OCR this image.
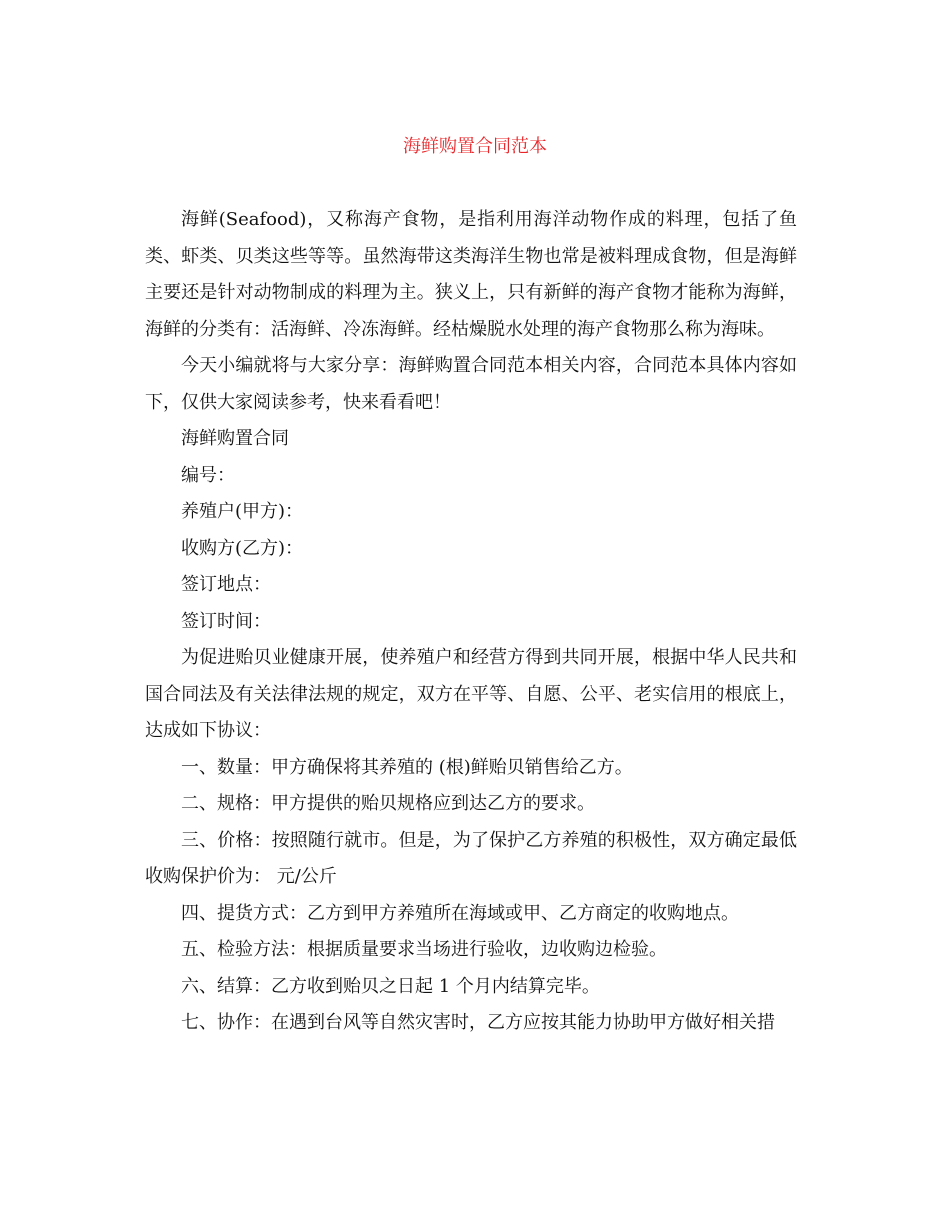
海鲜购置合同范本

海鲜(Seafood)，又称海产食物，是指利用海洋动物作成的料理，包括了鱼类、虾类、贝类这些等等。虽然海带这类海洋生物也常是被料理成食物，但是海鲜主要还是针对动物制成的料理为主。狭义上，只有新鲜的海产食物才能称为海鲜，海鲜的分类有：活海鲜、冷冻海鲜。经枯燥脱水处理的海产食物那么称为海味。

今天小编就将与大家分享：海鲜购置合同范本相关内容，合同范本具体内容如下，仅供大家阅读参考，快来看看吧！

海鲜购置合同

编号：

养殖户(甲方)：

收购方(乙方)：

签订地点：

签订时间：

为促进贻贝业健康开展，使养殖户和经营方得到共同开展，根据中华人民共和国合同法及有关法律法规的规定，双方在平等、自愿、公平、老实信用的根底上，达成如下协议：

一、数量：甲方确保将其养殖的 (根)鲜贻贝销售给乙方。

二、规格：甲方提供的贻贝规格应到达乙方的要求。

三、价格：按照随行就市。但是，为了保护乙方养殖的积极性，双方确定最低收购保护价为： 元/公斤

四、提货方式：乙方到甲方养殖所在海域或甲、乙方商定的收购地点。

五、检验方法：根据质量要求当场进行验收，边收购边检验。

六、结算：乙方收到贻贝之日起 1 个月内结算完毕。

七、协作：在遇到台风等自然灾害时，乙方应按其能力协助甲方做好相关措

SHORT TASK: Copy each line exactly, and leave the pictures out of your copy.

IN RESPONSE:
OCR this image.
海鲜购置合同范本

海鲜(Seafood)，又称海产食物，是指利用海洋动物作成的料理，包括了鱼类、虾类、贝类这些等等。虽然海带这类海洋生物也常是被料理成食物，但是海鲜主要还是针对动物制成的料理为主。狭义上，只有新鲜的海产食物才能称为海鲜，海鲜的分类有：活海鲜、冷冻海鲜。经枯燥脱水处理的海产食物那么称为海味。

今天小编就将与大家分享：海鲜购置合同范本相关内容，合同范本具体内容如下，仅供大家阅读参考，快来看看吧！

海鲜购置合同

编号：

养殖户(甲方)：

收购方(乙方)：

签订地点：

签订时间：

为促进贻贝业健康开展，使养殖户和经营方得到共同开展，根据中华人民共和国合同法及有关法律法规的规定，双方在平等、自愿、公平、老实信用的根底上，达成如下协议：

一、数量：甲方确保将其养殖的 (根)鲜贻贝销售给乙方。

二、规格：甲方提供的贻贝规格应到达乙方的要求。

三、价格：按照随行就市。但是，为了保护乙方养殖的积极性，双方确定最低收购保护价为： 元/公斤

四、提货方式：乙方到甲方养殖所在海域或甲、乙方商定的收购地点。

五、检验方法：根据质量要求当场进行验收，边收购边检验。

六、结算：乙方收到贻贝之日起 1 个月内结算完毕。

七、协作：在遇到台风等自然灾害时，乙方应按其能力协助甲方做好相关措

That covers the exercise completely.